§ **WHAT IS REQUIRED**: Leave out the images and repeat the listing below without a single change.

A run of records
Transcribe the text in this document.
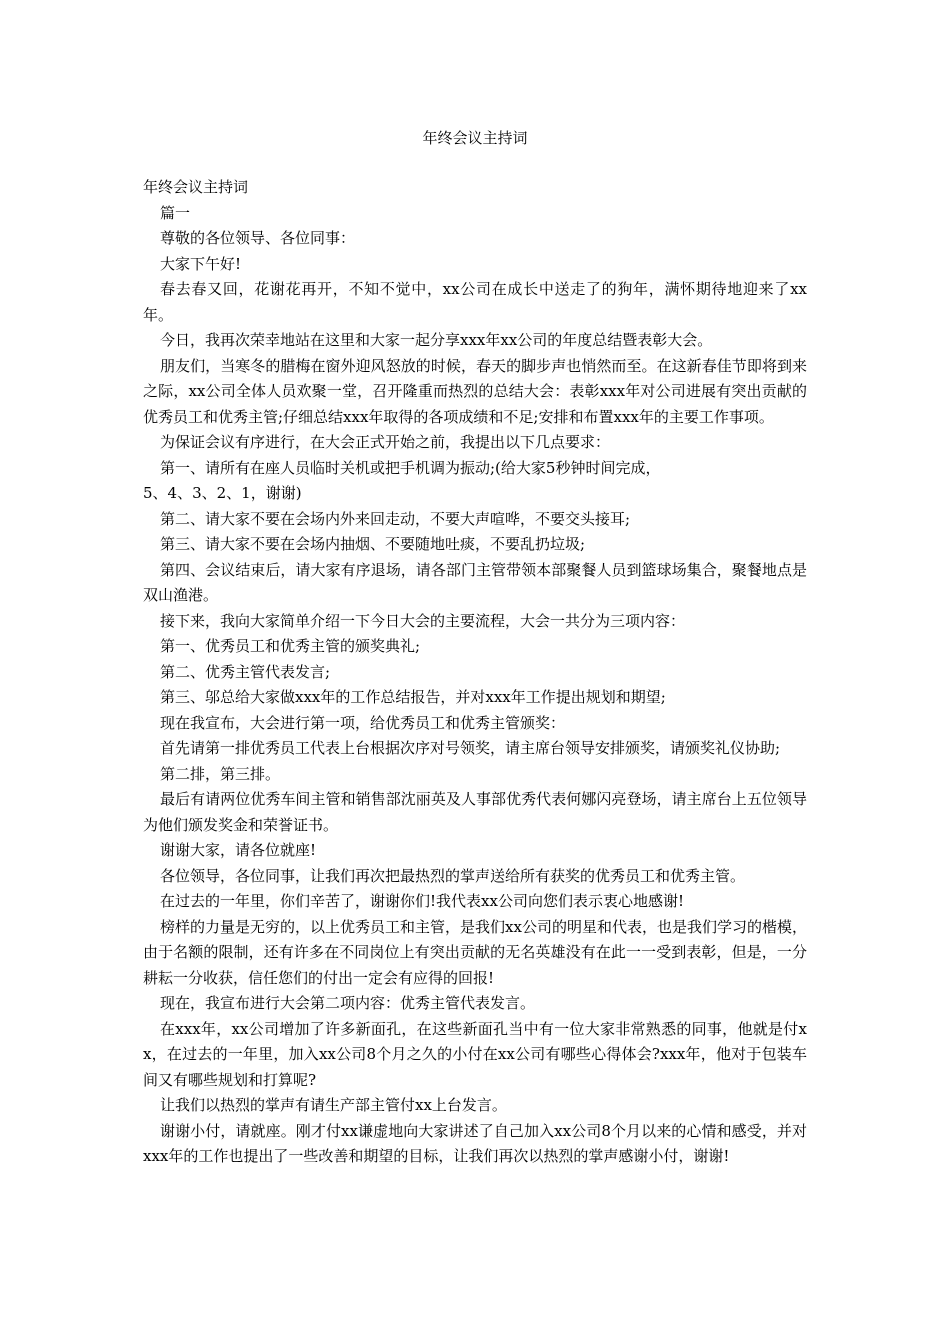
年终会议主持词

年终会议主持词

篇一

尊敬的各位领导、各位同事：

大家下午好!

春去春又回，花谢花再开，不知不觉中，xx公司在成长中送走了的狗年，满怀期待地迎来了xx年。

今日，我再次荣幸地站在这里和大家一起分享xxx年xx公司的年度总结暨表彰大会。

朋友们，当寒冬的腊梅在窗外迎风怒放的时候，春天的脚步声也悄然而至。在这新春佳节即将到来之际，xx公司全体人员欢聚一堂，召开隆重而热烈的总结大会：表彰xxx年对公司进展有突出贡献的优秀员工和优秀主管;仔细总结xxx年取得的各项成绩和不足;安排和布置xxx年的主要工作事项。

为保证会议有序进行，在大会正式开始之前，我提出以下几点要求：

第一、请所有在座人员临时关机或把手机调为振动;(给大家5秒钟时间完成，

5、4、3、2、1，谢谢)

第二、请大家不要在会场内外来回走动，不要大声喧哗，不要交头接耳;

第三、请大家不要在会场内抽烟、不要随地吐痰，不要乱扔垃圾;

第四、会议结束后，请大家有序退场，请各部门主管带领本部聚餐人员到篮球场集合，聚餐地点是双山渔港。

接下来，我向大家简单介绍一下今日大会的主要流程，大会一共分为三项内容：

第一、优秀员工和优秀主管的颁奖典礼;

第二、优秀主管代表发言;

第三、邬总给大家做xxx年的工作总结报告，并对xxx年工作提出规划和期望;

现在我宣布，大会进行第一项，给优秀员工和优秀主管颁奖：

首先请第一排优秀员工代表上台根据次序对号领奖，请主席台领导安排颁奖，请颁奖礼仪协助;

第二排，第三排。

最后有请两位优秀车间主管和销售部沈丽英及人事部优秀代表何娜闪亮登场，请主席台上五位领导为他们颁发奖金和荣誉证书。

谢谢大家，请各位就座!

各位领导，各位同事，让我们再次把最热烈的掌声送给所有获奖的优秀员工和优秀主管。

在过去的一年里，你们辛苦了，谢谢你们!我代表xx公司向您们表示衷心地感谢!

榜样的力量是无穷的，以上优秀员工和主管，是我们xx公司的明星和代表，也是我们学习的楷模，由于名额的限制，还有许多在不同岗位上有突出贡献的无名英雄没有在此一一受到表彰，但是，一分耕耘一分收获，信任您们的付出一定会有应得的回报!

现在，我宣布进行大会第二项内容：优秀主管代表发言。

在xxx年，xx公司增加了许多新面孔，在这些新面孔当中有一位大家非常熟悉的同事，他就是付xx，在过去的一年里，加入xx公司8个月之久的小付在xx公司有哪些心得体会?xxx年，他对于包装车间又有哪些规划和打算呢?

让我们以热烈的掌声有请生产部主管付xx上台发言。

谢谢小付，请就座。刚才付xx谦虚地向大家讲述了自己加入xx公司8个月以来的心情和感受，并对xxx年的工作也提出了一些改善和期望的目标，让我们再次以热烈的掌声感谢小付，谢谢!
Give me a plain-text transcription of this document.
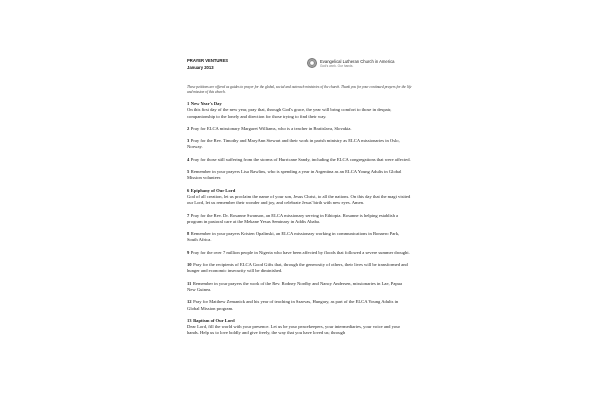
PRAYER VENTURES
January 2013
Evangelical Lutheran Church in America
God's work. Our hands.
These petitions are offered as guides to prayer for the global, social and outreach ministries of the church. Thank you for your continued prayers for the life and mission of this church.
1 New Year's Day
On this first day of the new year, pray that, through God's grace, the year will bring comfort to those in despair, companionship to the lonely and direction for those trying to find their way.
2 Pray for ELCA missionary Margaret Williams, who is a teacher in Bratislava, Slovakia.
3 Pray for the Rev. Timothy and MaryAnn Stewart and their work in parish ministry as ELCA missionaries in Oslo, Norway.
4 Pray for those still suffering from the storms of Hurricane Sandy, including the ELCA congregations that were affected.
5 Remember in your prayers Lisa Rawlins, who is spending a year in Argentina as an ELCA Young Adults in Global Mission volunteer.
6 Epiphany of Our Lord
God of all creation, let us proclaim the name of your son, Jesus Christ, to all the nations. On this day that the magi visited our Lord, let us remember their wonder and joy, and celebrate Jesus' birth with new eyes. Amen.
7 Pray for the Rev. Dr. Rosanne Swanson, an ELCA missionary serving in Ethiopia. Rosanne is helping establish a program in pastoral care at the Mekane Yesus Seminary in Addis Ababa.
8 Remember in your prayers Kristen Opalinski, an ELCA missionary working in communications in Bonaero Park, South Africa.
9 Pray for the over 7 million people in Nigeria who have been affected by floods that followed a severe summer drought.
10 Pray for the recipients of ELCA Good Gifts that, through the generosity of others, their lives will be transformed and hunger and economic insecurity will be diminished.
11 Remember in your prayers the work of the Rev. Rodney Nordby and Nancy Andersen, missionaries in Lae, Papua New Guinea.
12 Pray for Matthew Zemanick and his year of teaching in Szarvas, Hungary, as part of the ELCA Young Adults in Global Mission program.
13 Baptism of Our Lord
Dear Lord, fill the world with your presence. Let us be your peacekeepers, your intermediaries, your voice and your hands. Help us to love boldly and give freely, the way that you have loved us; through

§ **SOLUTION TO THIS EXERCISE**:
Transcribe the text in this document.
年终会议主持词

年终会议主持词

篇一

尊敬的各位领导、各位同事：

大家下午好!

春去春又回，花谢花再开，不知不觉中，xx公司在成长中送走了的狗年，满怀期待地迎来了xx年。

今日，我再次荣幸地站在这里和大家一起分享xxx年xx公司的年度总结暨表彰大会。

朋友们，当寒冬的腊梅在窗外迎风怒放的时候，春天的脚步声也悄然而至。在这新春佳节即将到来之际，xx公司全体人员欢聚一堂，召开隆重而热烈的总结大会：表彰xxx年对公司进展有突出贡献的优秀员工和优秀主管;仔细总结xxx年取得的各项成绩和不足;安排和布置xxx年的主要工作事项。

为保证会议有序进行，在大会正式开始之前，我提出以下几点要求：

第一、请所有在座人员临时关机或把手机调为振动;(给大家5秒钟时间完成，

5、4、3、2、1，谢谢)

第二、请大家不要在会场内外来回走动，不要大声喧哗，不要交头接耳;

第三、请大家不要在会场内抽烟、不要随地吐痰，不要乱扔垃圾;

第四、会议结束后，请大家有序退场，请各部门主管带领本部聚餐人员到篮球场集合，聚餐地点是双山渔港。

接下来，我向大家简单介绍一下今日大会的主要流程，大会一共分为三项内容：

第一、优秀员工和优秀主管的颁奖典礼;

第二、优秀主管代表发言;

第三、邬总给大家做xxx年的工作总结报告，并对xxx年工作提出规划和期望;

现在我宣布，大会进行第一项，给优秀员工和优秀主管颁奖：

首先请第一排优秀员工代表上台根据次序对号领奖，请主席台领导安排颁奖，请颁奖礼仪协助;

第二排，第三排。

最后有请两位优秀车间主管和销售部沈丽英及人事部优秀代表何娜闪亮登场，请主席台上五位领导为他们颁发奖金和荣誉证书。

谢谢大家，请各位就座!

各位领导，各位同事，让我们再次把最热烈的掌声送给所有获奖的优秀员工和优秀主管。

在过去的一年里，你们辛苦了，谢谢你们!我代表xx公司向您们表示衷心地感谢!

榜样的力量是无穷的，以上优秀员工和主管，是我们xx公司的明星和代表，也是我们学习的楷模，由于名额的限制，还有许多在不同岗位上有突出贡献的无名英雄没有在此一一受到表彰，但是，一分耕耘一分收获，信任您们的付出一定会有应得的回报!

现在，我宣布进行大会第二项内容：优秀主管代表发言。

在xxx年，xx公司增加了许多新面孔，在这些新面孔当中有一位大家非常熟悉的同事，他就是付xx，在过去的一年里，加入xx公司8个月之久的小付在xx公司有哪些心得体会?xxx年，他对于包装车间又有哪些规划和打算呢?

让我们以热烈的掌声有请生产部主管付xx上台发言。

谢谢小付，请就座。刚才付xx谦虚地向大家讲述了自己加入xx公司8个月以来的心情和感受，并对xxx年的工作也提出了一些改善和期望的目标，让我们再次以热烈的掌声感谢小付，谢谢!
Give me a plain-text transcription of this document.
PRAYER VENTURES
January 2013
Evangelical Lutheran Church in America
God's work. Our hands.
These petitions are offered as guides to prayer for the global, social and outreach ministries of the church. Thank you for your continued prayers for the life and mission of this church.
1 New Year's Day
On this first day of the new year, pray that, through God's grace, the year will bring comfort to those in despair, companionship to the lonely and direction for those trying to find their way.
2 Pray for ELCA missionary Margaret Williams, who is a teacher in Bratislava, Slovakia.
3 Pray for the Rev. Timothy and MaryAnn Stewart and their work in parish ministry as ELCA missionaries in Oslo, Norway.
4 Pray for those still suffering from the storms of Hurricane Sandy, including the ELCA congregations that were affected.
5 Remember in your prayers Lisa Rawlins, who is spending a year in Argentina as an ELCA Young Adults in Global Mission volunteer.
6 Epiphany of Our Lord
God of all creation, let us proclaim the name of your son, Jesus Christ, to all the nations. On this day that the magi visited our Lord, let us remember their wonder and joy, and celebrate Jesus' birth with new eyes. Amen.
7 Pray for the Rev. Dr. Rosanne Swanson, an ELCA missionary serving in Ethiopia. Rosanne is helping establish a program in pastoral care at the Mekane Yesus Seminary in Addis Ababa.
8 Remember in your prayers Kristen Opalinski, an ELCA missionary working in communications in Bonaero Park, South Africa.
9 Pray for the over 7 million people in Nigeria who have been affected by floods that followed a severe summer drought.
10 Pray for the recipients of ELCA Good Gifts that, through the generosity of others, their lives will be transformed and hunger and economic insecurity will be diminished.
11 Remember in your prayers the work of the Rev. Rodney Nordby and Nancy Andersen, missionaries in Lae, Papua New Guinea.
12 Pray for Matthew Zemanick and his year of teaching in Szarvas, Hungary, as part of the ELCA Young Adults in Global Mission program.
13 Baptism of Our Lord
Dear Lord, fill the world with your presence. Let us be your peacekeepers, your intermediaries, your voice and your hands. Help us to love boldly and give freely, the way that you have loved us; through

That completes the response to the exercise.